### Exercise aim
Pictures don't belong in the copy; print all the records exactly.

### Provided material
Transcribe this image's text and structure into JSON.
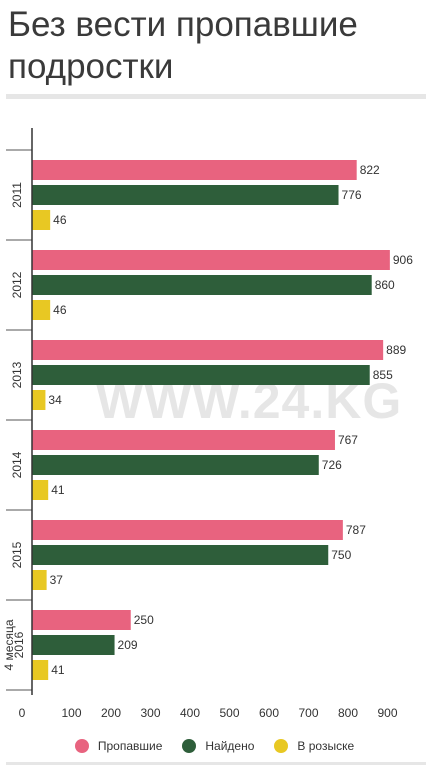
{
  "title": "Без вести пропавшие подростки",
  "watermark": "WWW.24.KG",
  "colors": {
    "missing": "#e8637f",
    "found": "#2e5e3a",
    "searching": "#e8c823"
  },
  "legend": [
    {
      "label": "Пропавшие",
      "color": "#e8637f"
    },
    {
      "label": "Найдено",
      "color": "#2e5e3a"
    },
    {
      "label": "В розыске",
      "color": "#e8c823"
    }
  ],
  "chart_data": {
    "type": "bar",
    "orientation": "horizontal",
    "categories": [
      "2011",
      "2012",
      "2013",
      "2014",
      "2015",
      "4 месяца 2016"
    ],
    "series": [
      {
        "name": "Пропавшие",
        "color": "#e8637f",
        "values": [
          822,
          906,
          889,
          767,
          787,
          250
        ]
      },
      {
        "name": "Найдено",
        "color": "#2e5e3a",
        "values": [
          776,
          860,
          855,
          726,
          750,
          209
        ]
      },
      {
        "name": "В розыске",
        "color": "#e8c823",
        "values": [
          46,
          46,
          34,
          41,
          37,
          41
        ]
      }
    ],
    "xticks": [
      0,
      100,
      200,
      300,
      400,
      500,
      600,
      700,
      800,
      900
    ],
    "xlim": [
      0,
      950
    ],
    "xlabel": "",
    "ylabel": "",
    "grid": false,
    "data_labels": true,
    "legend_position": "bottom"
  }
}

### Solution for this problem
Transcribe this image's text and structure into JSON.
{
  "title": "Без вести пропавшие подростки",
  "watermark": "WWW.24.KG",
  "colors": {
    "missing": "#e8637f",
    "found": "#2e5e3a",
    "searching": "#e8c823"
  },
  "legend": [
    {
      "label": "Пропавшие",
      "color": "#e8637f"
    },
    {
      "label": "Найдено",
      "color": "#2e5e3a"
    },
    {
      "label": "В розыске",
      "color": "#e8c823"
    }
  ],
  "chart_data": {
    "type": "bar",
    "orientation": "horizontal",
    "categories": [
      "2011",
      "2012",
      "2013",
      "2014",
      "2015",
      "4 месяца 2016"
    ],
    "series": [
      {
        "name": "Пропавшие",
        "color": "#e8637f",
        "values": [
          822,
          906,
          889,
          767,
          787,
          250
        ]
      },
      {
        "name": "Найдено",
        "color": "#2e5e3a",
        "values": [
          776,
          860,
          855,
          726,
          750,
          209
        ]
      },
      {
        "name": "В розыске",
        "color": "#e8c823",
        "values": [
          46,
          46,
          34,
          41,
          37,
          41
        ]
      }
    ],
    "xticks": [
      0,
      100,
      200,
      300,
      400,
      500,
      600,
      700,
      800,
      900
    ],
    "xlim": [
      0,
      950
    ],
    "xlabel": "",
    "ylabel": "",
    "grid": false,
    "data_labels": true,
    "legend_position": "bottom"
  }
}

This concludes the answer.